Data items:

•••••

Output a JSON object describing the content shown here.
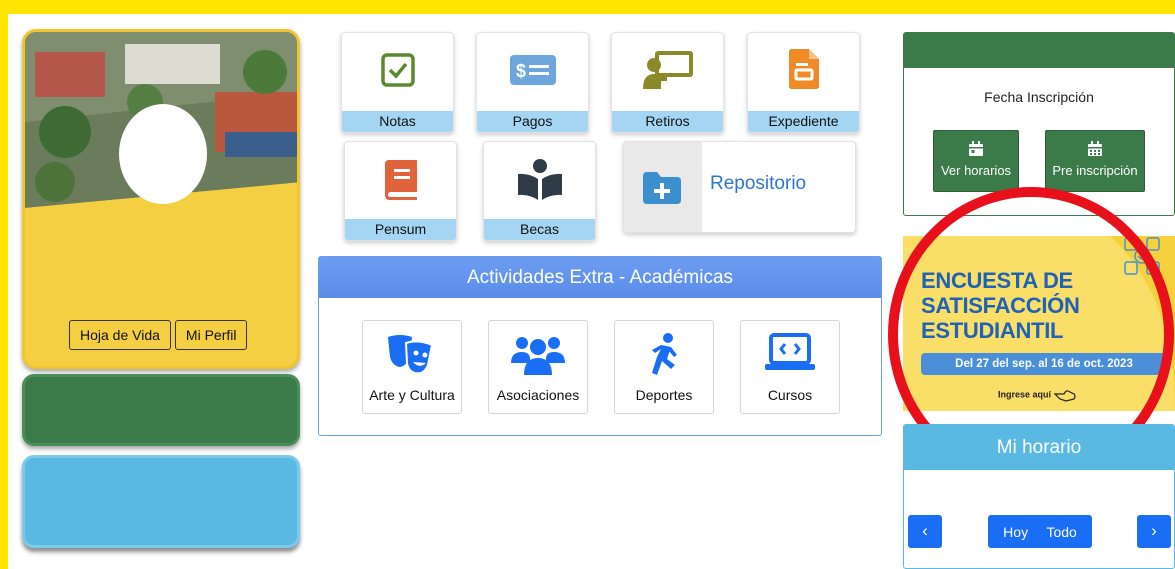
{
  "profile": {
    "buttons": [
      "Hoja de Vida",
      "Mi Perfil"
    ]
  },
  "tiles": {
    "notas": "Notas",
    "pagos": "Pagos",
    "retiros": "Retiros",
    "expediente": "Expediente",
    "pensum": "Pensum",
    "becas": "Becas",
    "repositorio": "Repositorio"
  },
  "activities": {
    "title": "Actividades Extra - Académicas",
    "items": [
      "Arte y Cultura",
      "Asociaciones",
      "Deportes",
      "Cursos"
    ]
  },
  "inscripcion": {
    "title": "Fecha Inscripción",
    "ver_horarios": "Ver horarios",
    "pre_inscripcion": "Pre inscripción"
  },
  "banner": {
    "line1": "ENCUESTA DE",
    "line2": "SATISFACCIÓN",
    "line3": "ESTUDIANTIL",
    "dates": "Del 27 del sep. al 16 de oct. 2023",
    "cta": "Ingrese aquí"
  },
  "horario": {
    "title": "Mi horario",
    "prev": "‹",
    "next": "›",
    "hoy": "Hoy",
    "todo": "Todo"
  },
  "colors": {
    "page_border": "#ffe600",
    "green": "#3b7a49",
    "light_blue": "#5ab9e3",
    "tile_label": "#a4d6f3",
    "activities_header": "#5a8ce9",
    "primary_blue": "#1a6ef5",
    "highlight_ring": "#e8101a"
  }
}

•••••

What you return should match the records above word for word, minus the pictures.

Result:
Output a JSON object describing the content shown here.
{
  "profile": {
    "buttons": [
      "Hoja de Vida",
      "Mi Perfil"
    ]
  },
  "tiles": {
    "notas": "Notas",
    "pagos": "Pagos",
    "retiros": "Retiros",
    "expediente": "Expediente",
    "pensum": "Pensum",
    "becas": "Becas",
    "repositorio": "Repositorio"
  },
  "activities": {
    "title": "Actividades Extra - Académicas",
    "items": [
      "Arte y Cultura",
      "Asociaciones",
      "Deportes",
      "Cursos"
    ]
  },
  "inscripcion": {
    "title": "Fecha Inscripción",
    "ver_horarios": "Ver horarios",
    "pre_inscripcion": "Pre inscripción"
  },
  "banner": {
    "line1": "ENCUESTA DE",
    "line2": "SATISFACCIÓN",
    "line3": "ESTUDIANTIL",
    "dates": "Del 27 del sep. al 16 de oct. 2023",
    "cta": "Ingrese aquí"
  },
  "horario": {
    "title": "Mi horario",
    "prev": "‹",
    "next": "›",
    "hoy": "Hoy",
    "todo": "Todo"
  },
  "colors": {
    "page_border": "#ffe600",
    "green": "#3b7a49",
    "light_blue": "#5ab9e3",
    "tile_label": "#a4d6f3",
    "activities_header": "#5a8ce9",
    "primary_blue": "#1a6ef5",
    "highlight_ring": "#e8101a"
  }
}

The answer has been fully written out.